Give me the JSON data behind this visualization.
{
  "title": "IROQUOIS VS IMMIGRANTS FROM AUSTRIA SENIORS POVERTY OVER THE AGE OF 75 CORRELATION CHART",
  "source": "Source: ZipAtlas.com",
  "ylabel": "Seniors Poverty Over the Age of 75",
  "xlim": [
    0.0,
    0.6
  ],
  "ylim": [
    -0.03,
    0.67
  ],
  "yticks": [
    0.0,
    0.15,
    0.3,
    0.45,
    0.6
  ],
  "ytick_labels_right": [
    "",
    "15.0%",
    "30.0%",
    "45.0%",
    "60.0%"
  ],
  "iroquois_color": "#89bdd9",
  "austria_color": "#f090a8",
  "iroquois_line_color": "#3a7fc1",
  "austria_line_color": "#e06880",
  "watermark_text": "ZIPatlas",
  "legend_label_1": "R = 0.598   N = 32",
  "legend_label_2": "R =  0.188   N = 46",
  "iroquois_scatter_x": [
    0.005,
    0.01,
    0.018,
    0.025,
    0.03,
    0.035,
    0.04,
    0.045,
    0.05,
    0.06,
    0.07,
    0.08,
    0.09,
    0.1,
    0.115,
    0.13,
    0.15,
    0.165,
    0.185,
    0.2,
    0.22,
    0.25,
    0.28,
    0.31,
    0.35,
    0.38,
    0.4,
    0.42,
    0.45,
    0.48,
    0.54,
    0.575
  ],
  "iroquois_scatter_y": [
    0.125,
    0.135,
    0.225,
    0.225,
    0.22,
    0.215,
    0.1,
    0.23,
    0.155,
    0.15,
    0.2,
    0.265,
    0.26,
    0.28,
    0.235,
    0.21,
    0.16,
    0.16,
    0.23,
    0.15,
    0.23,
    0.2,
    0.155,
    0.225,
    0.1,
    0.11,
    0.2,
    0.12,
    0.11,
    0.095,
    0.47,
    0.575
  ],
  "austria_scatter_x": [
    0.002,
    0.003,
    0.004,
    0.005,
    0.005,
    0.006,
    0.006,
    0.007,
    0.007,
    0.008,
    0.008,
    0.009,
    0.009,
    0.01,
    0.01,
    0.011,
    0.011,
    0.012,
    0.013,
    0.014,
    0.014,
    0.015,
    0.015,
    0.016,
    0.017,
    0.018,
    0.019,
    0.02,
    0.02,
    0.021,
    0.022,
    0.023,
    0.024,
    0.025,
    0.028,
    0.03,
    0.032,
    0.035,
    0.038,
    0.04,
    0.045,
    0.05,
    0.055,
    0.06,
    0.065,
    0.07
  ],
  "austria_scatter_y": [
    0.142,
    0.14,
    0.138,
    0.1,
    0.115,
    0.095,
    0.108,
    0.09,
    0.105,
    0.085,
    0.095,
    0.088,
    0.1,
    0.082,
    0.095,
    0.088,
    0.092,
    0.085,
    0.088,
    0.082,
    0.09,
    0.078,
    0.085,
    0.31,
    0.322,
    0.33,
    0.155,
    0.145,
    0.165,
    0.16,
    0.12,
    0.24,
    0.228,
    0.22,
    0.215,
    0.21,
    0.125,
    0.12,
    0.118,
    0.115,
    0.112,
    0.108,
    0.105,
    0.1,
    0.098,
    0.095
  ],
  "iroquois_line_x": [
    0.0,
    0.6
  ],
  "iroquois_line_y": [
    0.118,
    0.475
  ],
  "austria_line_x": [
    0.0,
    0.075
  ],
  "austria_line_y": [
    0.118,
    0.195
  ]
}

§

Reproduce each entry from the records above, character for character.

Give me the JSON data behind this visualization.
{
  "title": "IROQUOIS VS IMMIGRANTS FROM AUSTRIA SENIORS POVERTY OVER THE AGE OF 75 CORRELATION CHART",
  "source": "Source: ZipAtlas.com",
  "ylabel": "Seniors Poverty Over the Age of 75",
  "xlim": [
    0.0,
    0.6
  ],
  "ylim": [
    -0.03,
    0.67
  ],
  "yticks": [
    0.0,
    0.15,
    0.3,
    0.45,
    0.6
  ],
  "ytick_labels_right": [
    "",
    "15.0%",
    "30.0%",
    "45.0%",
    "60.0%"
  ],
  "iroquois_color": "#89bdd9",
  "austria_color": "#f090a8",
  "iroquois_line_color": "#3a7fc1",
  "austria_line_color": "#e06880",
  "watermark_text": "ZIPatlas",
  "legend_label_1": "R = 0.598   N = 32",
  "legend_label_2": "R =  0.188   N = 46",
  "iroquois_scatter_x": [
    0.005,
    0.01,
    0.018,
    0.025,
    0.03,
    0.035,
    0.04,
    0.045,
    0.05,
    0.06,
    0.07,
    0.08,
    0.09,
    0.1,
    0.115,
    0.13,
    0.15,
    0.165,
    0.185,
    0.2,
    0.22,
    0.25,
    0.28,
    0.31,
    0.35,
    0.38,
    0.4,
    0.42,
    0.45,
    0.48,
    0.54,
    0.575
  ],
  "iroquois_scatter_y": [
    0.125,
    0.135,
    0.225,
    0.225,
    0.22,
    0.215,
    0.1,
    0.23,
    0.155,
    0.15,
    0.2,
    0.265,
    0.26,
    0.28,
    0.235,
    0.21,
    0.16,
    0.16,
    0.23,
    0.15,
    0.23,
    0.2,
    0.155,
    0.225,
    0.1,
    0.11,
    0.2,
    0.12,
    0.11,
    0.095,
    0.47,
    0.575
  ],
  "austria_scatter_x": [
    0.002,
    0.003,
    0.004,
    0.005,
    0.005,
    0.006,
    0.006,
    0.007,
    0.007,
    0.008,
    0.008,
    0.009,
    0.009,
    0.01,
    0.01,
    0.011,
    0.011,
    0.012,
    0.013,
    0.014,
    0.014,
    0.015,
    0.015,
    0.016,
    0.017,
    0.018,
    0.019,
    0.02,
    0.02,
    0.021,
    0.022,
    0.023,
    0.024,
    0.025,
    0.028,
    0.03,
    0.032,
    0.035,
    0.038,
    0.04,
    0.045,
    0.05,
    0.055,
    0.06,
    0.065,
    0.07
  ],
  "austria_scatter_y": [
    0.142,
    0.14,
    0.138,
    0.1,
    0.115,
    0.095,
    0.108,
    0.09,
    0.105,
    0.085,
    0.095,
    0.088,
    0.1,
    0.082,
    0.095,
    0.088,
    0.092,
    0.085,
    0.088,
    0.082,
    0.09,
    0.078,
    0.085,
    0.31,
    0.322,
    0.33,
    0.155,
    0.145,
    0.165,
    0.16,
    0.12,
    0.24,
    0.228,
    0.22,
    0.215,
    0.21,
    0.125,
    0.12,
    0.118,
    0.115,
    0.112,
    0.108,
    0.105,
    0.1,
    0.098,
    0.095
  ],
  "iroquois_line_x": [
    0.0,
    0.6
  ],
  "iroquois_line_y": [
    0.118,
    0.475
  ],
  "austria_line_x": [
    0.0,
    0.075
  ],
  "austria_line_y": [
    0.118,
    0.195
  ]
}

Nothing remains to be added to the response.